[Data excerpts]
-- start --
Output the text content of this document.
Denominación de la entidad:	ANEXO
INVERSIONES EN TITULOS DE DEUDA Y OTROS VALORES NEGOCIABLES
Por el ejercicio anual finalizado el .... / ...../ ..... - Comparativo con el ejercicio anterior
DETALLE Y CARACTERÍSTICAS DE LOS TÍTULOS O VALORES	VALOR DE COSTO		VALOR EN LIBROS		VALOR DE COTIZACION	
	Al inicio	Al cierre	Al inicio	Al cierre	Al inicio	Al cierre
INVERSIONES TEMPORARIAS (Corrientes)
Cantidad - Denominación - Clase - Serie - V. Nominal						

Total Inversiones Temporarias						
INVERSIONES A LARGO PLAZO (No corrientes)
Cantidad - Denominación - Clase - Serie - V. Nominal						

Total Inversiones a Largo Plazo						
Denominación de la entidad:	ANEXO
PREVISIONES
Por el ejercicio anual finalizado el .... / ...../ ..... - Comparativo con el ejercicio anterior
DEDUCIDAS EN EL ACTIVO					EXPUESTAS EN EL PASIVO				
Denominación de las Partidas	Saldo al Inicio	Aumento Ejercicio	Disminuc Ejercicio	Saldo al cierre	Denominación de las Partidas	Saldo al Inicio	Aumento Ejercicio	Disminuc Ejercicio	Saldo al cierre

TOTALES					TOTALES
-- end --
-- start --
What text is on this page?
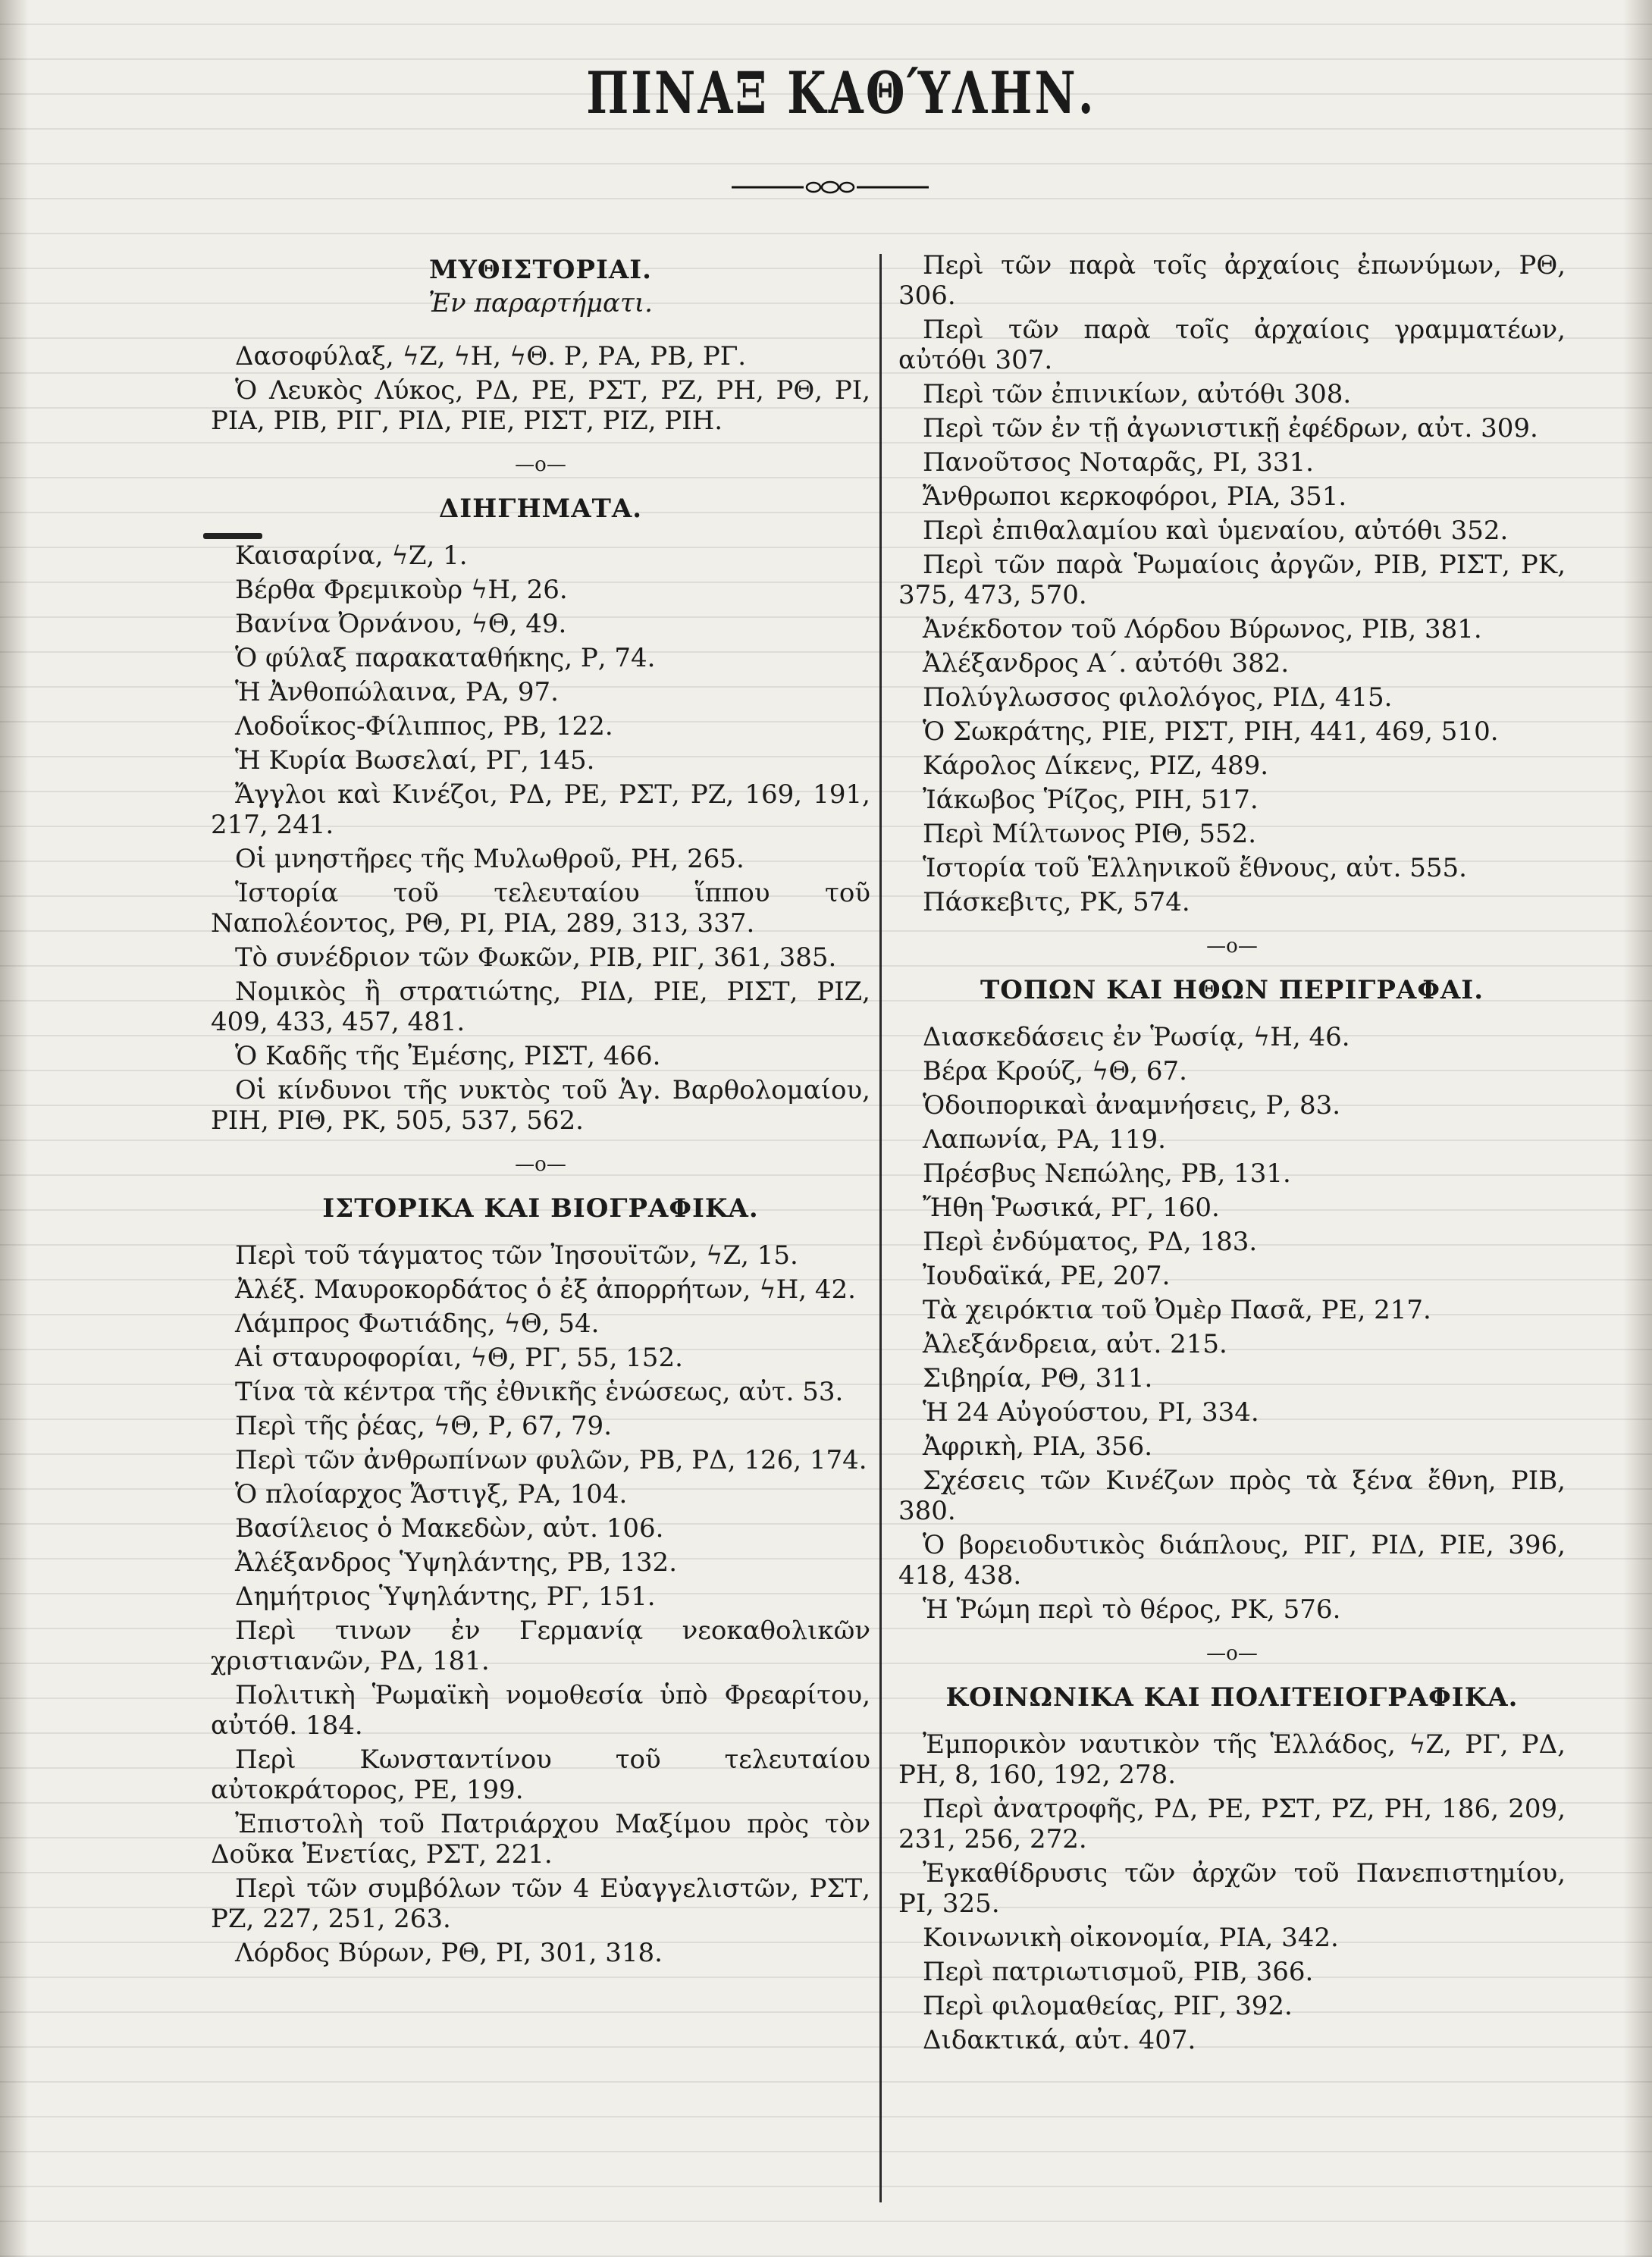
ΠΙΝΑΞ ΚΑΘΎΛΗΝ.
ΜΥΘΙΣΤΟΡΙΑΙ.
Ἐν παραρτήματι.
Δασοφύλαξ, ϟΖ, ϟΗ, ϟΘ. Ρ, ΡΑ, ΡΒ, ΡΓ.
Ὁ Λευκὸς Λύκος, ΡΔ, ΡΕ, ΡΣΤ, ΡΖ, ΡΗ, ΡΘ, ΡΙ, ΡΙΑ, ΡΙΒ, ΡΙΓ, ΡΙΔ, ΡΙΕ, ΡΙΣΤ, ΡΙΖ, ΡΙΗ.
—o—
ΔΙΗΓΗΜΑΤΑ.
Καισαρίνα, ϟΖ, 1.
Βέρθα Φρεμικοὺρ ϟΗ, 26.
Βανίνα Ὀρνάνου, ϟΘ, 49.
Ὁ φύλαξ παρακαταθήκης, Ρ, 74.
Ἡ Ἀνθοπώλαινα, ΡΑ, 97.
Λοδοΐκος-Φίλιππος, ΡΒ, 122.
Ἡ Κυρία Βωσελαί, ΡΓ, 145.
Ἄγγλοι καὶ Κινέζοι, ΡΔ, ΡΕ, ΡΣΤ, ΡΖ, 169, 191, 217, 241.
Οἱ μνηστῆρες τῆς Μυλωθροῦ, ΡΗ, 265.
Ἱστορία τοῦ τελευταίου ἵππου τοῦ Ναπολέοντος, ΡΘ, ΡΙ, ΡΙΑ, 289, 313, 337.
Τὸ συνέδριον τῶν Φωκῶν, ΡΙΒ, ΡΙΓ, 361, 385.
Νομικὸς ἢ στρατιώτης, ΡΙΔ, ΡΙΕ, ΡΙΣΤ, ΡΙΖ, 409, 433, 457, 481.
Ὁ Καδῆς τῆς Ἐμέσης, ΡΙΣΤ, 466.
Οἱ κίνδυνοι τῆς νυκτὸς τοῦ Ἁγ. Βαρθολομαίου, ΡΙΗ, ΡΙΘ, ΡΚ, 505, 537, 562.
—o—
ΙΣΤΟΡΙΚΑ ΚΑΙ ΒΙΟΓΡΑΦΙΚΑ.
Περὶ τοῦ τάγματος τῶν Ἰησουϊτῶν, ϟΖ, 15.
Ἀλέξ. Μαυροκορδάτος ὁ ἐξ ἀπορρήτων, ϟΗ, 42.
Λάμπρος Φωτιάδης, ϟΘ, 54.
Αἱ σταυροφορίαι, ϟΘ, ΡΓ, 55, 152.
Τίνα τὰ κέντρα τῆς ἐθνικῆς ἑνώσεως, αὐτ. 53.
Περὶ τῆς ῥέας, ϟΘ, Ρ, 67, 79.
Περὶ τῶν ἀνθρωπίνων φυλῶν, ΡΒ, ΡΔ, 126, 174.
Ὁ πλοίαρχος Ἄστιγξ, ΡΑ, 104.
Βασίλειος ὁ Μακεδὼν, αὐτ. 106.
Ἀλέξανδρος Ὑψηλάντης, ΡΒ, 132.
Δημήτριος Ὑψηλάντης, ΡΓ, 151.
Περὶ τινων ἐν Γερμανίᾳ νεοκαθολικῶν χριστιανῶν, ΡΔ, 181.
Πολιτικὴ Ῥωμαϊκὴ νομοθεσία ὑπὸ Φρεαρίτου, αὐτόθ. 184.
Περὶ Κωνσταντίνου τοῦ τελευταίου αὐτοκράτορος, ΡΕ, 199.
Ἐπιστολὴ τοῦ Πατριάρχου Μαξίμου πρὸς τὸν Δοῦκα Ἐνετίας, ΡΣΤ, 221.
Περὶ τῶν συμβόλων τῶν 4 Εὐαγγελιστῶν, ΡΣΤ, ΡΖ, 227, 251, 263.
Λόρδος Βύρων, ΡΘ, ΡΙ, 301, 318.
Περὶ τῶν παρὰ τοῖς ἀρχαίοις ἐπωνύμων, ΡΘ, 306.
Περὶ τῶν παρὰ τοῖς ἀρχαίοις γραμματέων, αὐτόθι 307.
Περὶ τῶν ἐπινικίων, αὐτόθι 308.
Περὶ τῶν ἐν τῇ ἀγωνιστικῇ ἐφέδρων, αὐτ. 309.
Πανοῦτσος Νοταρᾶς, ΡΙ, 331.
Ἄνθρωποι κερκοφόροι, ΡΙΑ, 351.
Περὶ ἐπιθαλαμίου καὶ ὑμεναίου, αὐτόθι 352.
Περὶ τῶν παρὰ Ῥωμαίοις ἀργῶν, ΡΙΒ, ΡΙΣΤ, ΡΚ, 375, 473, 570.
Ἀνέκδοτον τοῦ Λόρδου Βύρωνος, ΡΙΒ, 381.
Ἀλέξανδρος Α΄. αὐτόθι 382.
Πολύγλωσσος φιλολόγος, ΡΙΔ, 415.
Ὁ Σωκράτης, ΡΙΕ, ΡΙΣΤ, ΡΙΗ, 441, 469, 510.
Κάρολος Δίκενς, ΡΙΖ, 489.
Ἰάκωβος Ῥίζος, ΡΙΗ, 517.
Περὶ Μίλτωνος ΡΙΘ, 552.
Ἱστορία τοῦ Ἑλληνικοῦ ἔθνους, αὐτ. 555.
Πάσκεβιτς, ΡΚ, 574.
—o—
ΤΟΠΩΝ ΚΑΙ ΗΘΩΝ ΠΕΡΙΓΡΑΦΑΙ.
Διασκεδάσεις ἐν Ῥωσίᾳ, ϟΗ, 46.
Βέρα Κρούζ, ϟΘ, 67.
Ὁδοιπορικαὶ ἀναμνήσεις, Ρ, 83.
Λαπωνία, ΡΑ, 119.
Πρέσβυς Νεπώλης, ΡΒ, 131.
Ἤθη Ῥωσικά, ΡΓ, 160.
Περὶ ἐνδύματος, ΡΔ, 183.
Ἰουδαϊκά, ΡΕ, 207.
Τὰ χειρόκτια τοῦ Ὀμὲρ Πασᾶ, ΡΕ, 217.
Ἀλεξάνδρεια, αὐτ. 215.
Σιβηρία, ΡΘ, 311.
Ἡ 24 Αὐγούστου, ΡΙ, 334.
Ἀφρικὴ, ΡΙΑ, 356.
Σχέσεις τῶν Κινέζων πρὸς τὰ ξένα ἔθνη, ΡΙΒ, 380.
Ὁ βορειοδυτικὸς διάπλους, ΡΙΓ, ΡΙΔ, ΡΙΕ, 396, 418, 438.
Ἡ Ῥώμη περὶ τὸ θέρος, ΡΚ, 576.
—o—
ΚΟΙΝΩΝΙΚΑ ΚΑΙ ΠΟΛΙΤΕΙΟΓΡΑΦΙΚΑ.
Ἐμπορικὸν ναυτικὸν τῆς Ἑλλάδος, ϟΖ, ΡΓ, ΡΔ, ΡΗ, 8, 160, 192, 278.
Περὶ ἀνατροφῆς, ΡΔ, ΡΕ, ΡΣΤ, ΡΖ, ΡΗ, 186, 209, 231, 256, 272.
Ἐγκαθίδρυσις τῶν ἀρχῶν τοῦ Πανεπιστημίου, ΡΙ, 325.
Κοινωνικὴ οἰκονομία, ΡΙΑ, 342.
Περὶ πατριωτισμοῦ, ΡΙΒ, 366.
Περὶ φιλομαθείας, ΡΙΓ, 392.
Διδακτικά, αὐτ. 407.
-- end --
-- start --
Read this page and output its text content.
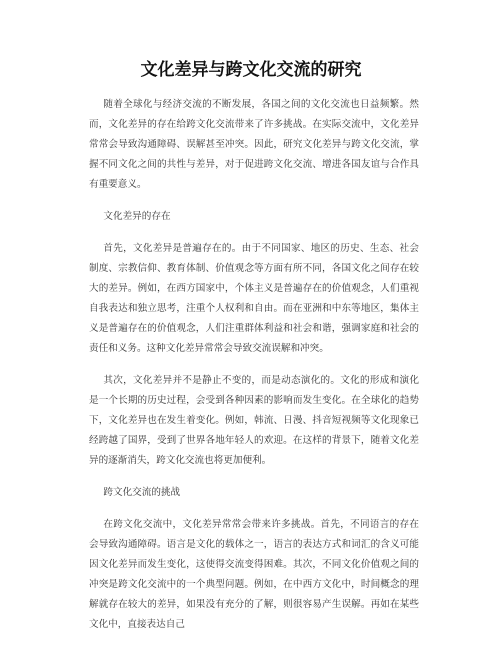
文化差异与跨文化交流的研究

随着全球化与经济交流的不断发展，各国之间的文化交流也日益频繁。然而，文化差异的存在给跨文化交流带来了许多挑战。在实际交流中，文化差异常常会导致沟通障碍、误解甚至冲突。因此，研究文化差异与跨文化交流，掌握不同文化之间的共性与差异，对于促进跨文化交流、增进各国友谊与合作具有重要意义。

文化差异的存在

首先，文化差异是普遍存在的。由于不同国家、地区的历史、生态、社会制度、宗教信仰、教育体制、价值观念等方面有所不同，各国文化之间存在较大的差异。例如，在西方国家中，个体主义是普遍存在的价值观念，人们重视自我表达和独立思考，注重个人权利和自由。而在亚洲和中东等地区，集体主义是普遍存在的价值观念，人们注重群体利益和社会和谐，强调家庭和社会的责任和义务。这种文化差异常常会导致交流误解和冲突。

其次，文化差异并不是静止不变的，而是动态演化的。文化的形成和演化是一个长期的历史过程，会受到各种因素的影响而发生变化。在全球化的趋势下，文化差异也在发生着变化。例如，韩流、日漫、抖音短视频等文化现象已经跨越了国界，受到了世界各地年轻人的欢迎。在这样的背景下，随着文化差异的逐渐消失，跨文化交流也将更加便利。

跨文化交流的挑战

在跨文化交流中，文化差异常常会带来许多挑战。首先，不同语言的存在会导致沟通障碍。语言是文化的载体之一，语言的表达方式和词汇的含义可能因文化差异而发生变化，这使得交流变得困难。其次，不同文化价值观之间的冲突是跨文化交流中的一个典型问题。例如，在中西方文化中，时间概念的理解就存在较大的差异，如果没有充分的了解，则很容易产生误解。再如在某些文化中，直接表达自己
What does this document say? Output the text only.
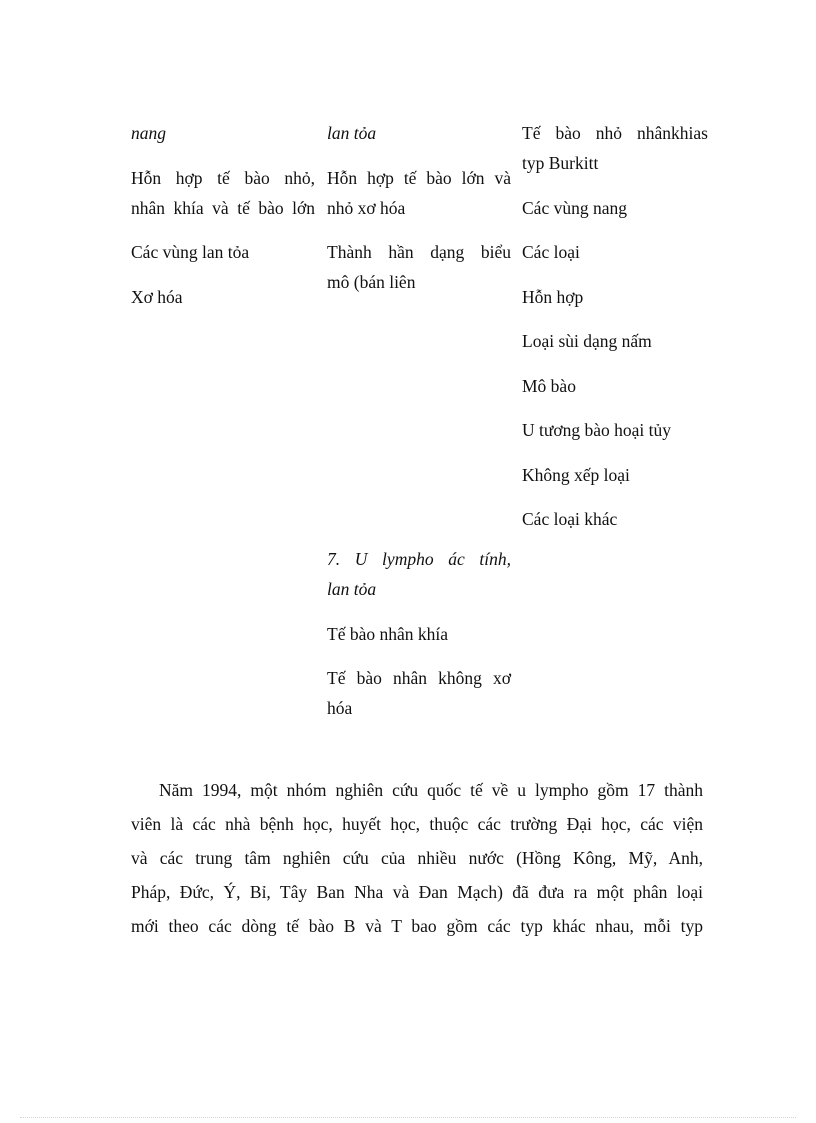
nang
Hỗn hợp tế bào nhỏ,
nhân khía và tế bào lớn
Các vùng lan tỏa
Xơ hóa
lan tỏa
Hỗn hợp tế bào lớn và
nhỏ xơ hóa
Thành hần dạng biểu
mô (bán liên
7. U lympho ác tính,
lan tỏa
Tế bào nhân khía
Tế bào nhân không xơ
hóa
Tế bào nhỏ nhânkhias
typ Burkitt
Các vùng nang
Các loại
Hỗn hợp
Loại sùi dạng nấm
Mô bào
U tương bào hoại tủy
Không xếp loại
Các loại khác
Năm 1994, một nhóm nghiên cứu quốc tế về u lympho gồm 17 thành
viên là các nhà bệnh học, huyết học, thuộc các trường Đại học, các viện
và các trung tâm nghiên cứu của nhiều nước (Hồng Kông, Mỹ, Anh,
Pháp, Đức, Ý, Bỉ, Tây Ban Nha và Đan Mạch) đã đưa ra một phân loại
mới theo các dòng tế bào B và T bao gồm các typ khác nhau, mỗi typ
-- end --
- [Requirements]:
In the records above, find the lines containing "document" and copy them.

- [Completed task]:
Output the text content of this document.
What does this document say? Output the text only.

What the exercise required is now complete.